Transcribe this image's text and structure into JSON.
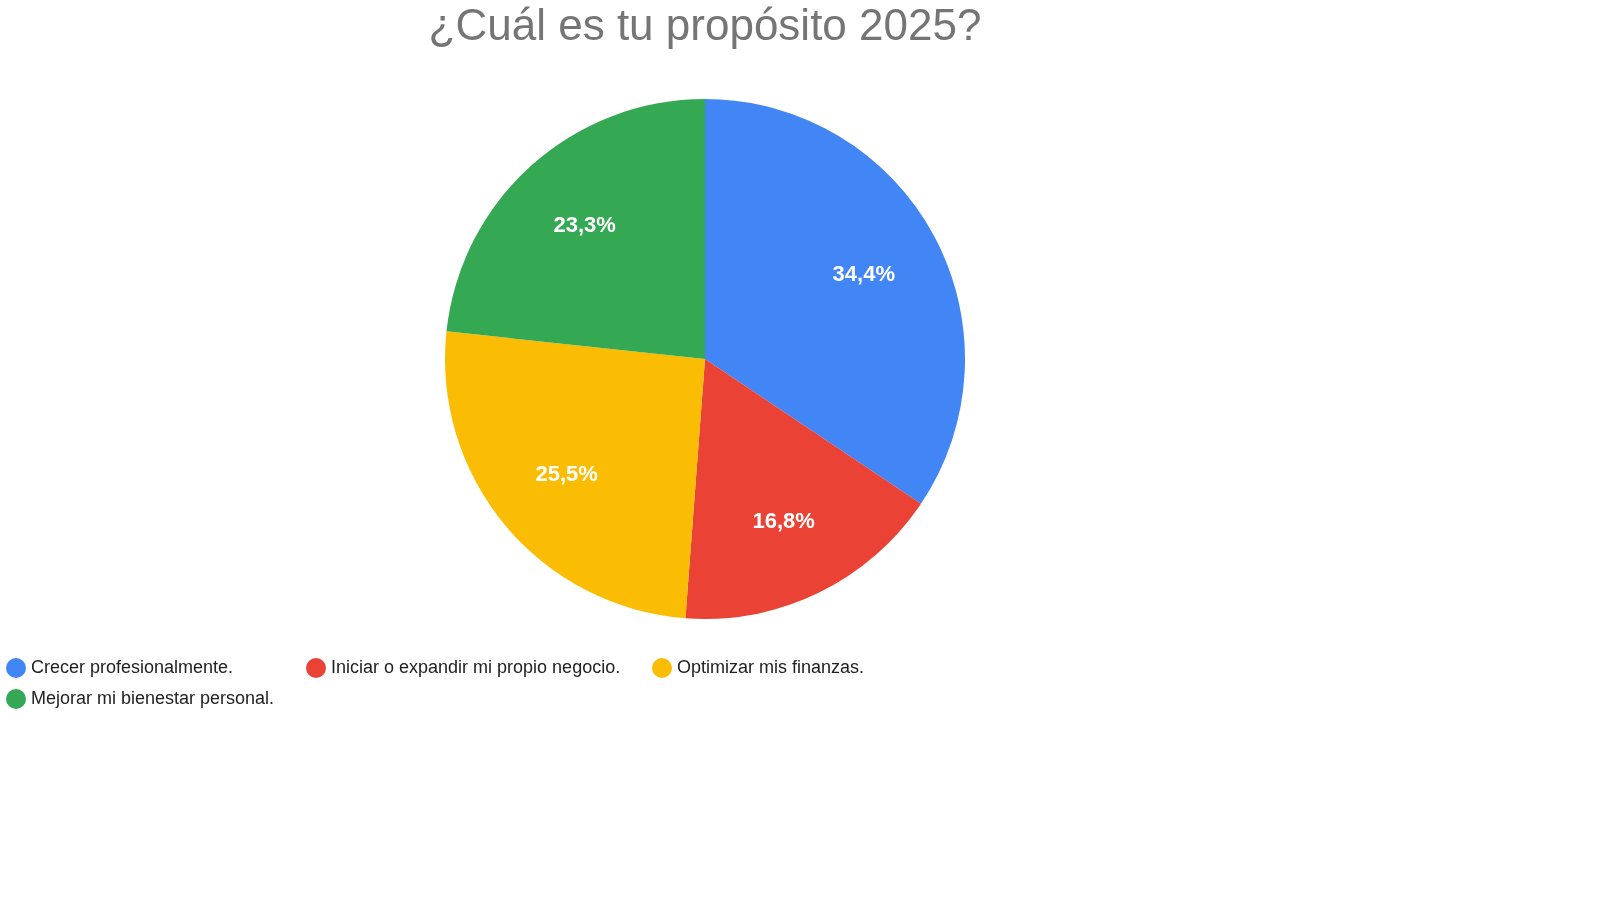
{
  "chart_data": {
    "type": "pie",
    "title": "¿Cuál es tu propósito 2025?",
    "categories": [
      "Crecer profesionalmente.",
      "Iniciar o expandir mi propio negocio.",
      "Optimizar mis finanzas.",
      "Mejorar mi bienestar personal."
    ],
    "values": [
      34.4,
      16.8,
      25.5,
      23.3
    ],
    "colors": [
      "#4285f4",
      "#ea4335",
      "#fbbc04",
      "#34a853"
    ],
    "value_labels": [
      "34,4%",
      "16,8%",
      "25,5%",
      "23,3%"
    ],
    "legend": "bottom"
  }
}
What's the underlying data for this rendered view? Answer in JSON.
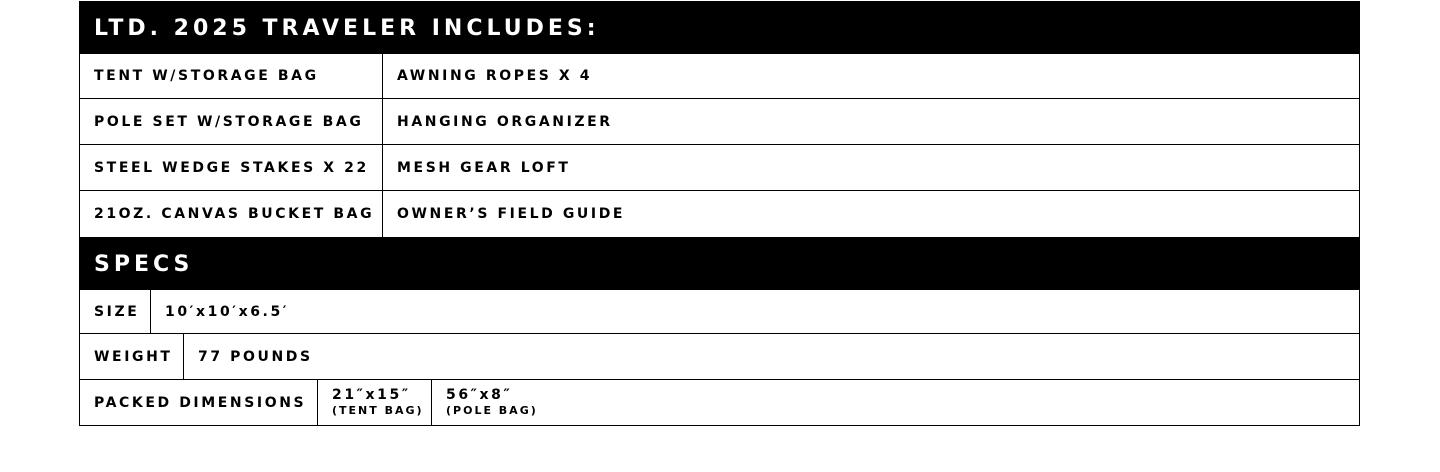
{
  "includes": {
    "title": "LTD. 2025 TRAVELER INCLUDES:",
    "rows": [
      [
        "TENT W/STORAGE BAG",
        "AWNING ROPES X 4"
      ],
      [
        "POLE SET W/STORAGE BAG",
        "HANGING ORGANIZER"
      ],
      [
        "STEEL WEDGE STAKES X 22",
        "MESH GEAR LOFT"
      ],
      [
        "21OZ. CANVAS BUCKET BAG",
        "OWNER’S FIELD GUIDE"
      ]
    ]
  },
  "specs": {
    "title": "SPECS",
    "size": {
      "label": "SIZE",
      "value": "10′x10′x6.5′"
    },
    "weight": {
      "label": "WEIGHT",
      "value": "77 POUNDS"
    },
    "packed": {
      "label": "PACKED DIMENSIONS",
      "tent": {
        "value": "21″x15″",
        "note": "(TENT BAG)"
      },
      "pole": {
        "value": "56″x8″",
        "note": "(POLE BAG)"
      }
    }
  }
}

---

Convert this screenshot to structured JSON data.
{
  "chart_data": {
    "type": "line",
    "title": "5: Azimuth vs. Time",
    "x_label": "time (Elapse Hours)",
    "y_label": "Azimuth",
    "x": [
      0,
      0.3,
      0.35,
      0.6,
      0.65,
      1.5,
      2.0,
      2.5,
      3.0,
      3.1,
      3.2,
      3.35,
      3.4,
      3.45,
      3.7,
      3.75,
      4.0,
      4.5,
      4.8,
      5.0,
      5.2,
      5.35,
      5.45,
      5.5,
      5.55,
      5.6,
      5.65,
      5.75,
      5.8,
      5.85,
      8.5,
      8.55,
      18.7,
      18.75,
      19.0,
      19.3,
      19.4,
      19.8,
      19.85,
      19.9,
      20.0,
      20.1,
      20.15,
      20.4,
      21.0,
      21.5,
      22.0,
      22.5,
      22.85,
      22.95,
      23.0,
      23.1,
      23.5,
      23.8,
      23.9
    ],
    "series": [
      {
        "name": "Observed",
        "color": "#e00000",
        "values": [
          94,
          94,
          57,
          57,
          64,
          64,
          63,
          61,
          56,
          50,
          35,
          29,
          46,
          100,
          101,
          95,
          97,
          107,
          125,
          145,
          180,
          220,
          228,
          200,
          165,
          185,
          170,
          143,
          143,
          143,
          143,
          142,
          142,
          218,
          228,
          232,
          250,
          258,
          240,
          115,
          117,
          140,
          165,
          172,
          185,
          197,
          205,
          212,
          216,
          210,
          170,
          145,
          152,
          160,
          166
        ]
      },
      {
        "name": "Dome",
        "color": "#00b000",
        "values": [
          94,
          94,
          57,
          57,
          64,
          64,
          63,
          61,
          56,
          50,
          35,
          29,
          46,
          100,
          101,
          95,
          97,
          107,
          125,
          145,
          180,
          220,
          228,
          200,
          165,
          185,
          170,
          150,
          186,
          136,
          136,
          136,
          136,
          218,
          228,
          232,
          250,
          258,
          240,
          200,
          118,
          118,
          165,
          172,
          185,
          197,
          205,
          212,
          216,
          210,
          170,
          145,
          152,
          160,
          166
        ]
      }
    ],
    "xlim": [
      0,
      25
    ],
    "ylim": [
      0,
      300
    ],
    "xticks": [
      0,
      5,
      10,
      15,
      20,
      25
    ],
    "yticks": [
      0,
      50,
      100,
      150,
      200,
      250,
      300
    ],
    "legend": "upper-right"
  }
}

## EXERCISE TASK
Search the lines for the string "JSON" and copy every line that has it.

## FINISHED TASK
Transcribe this image's text and structure into JSON.
What's the underlying data for this rendered view? Answer in JSON.
Convert this screenshot to structured JSON data.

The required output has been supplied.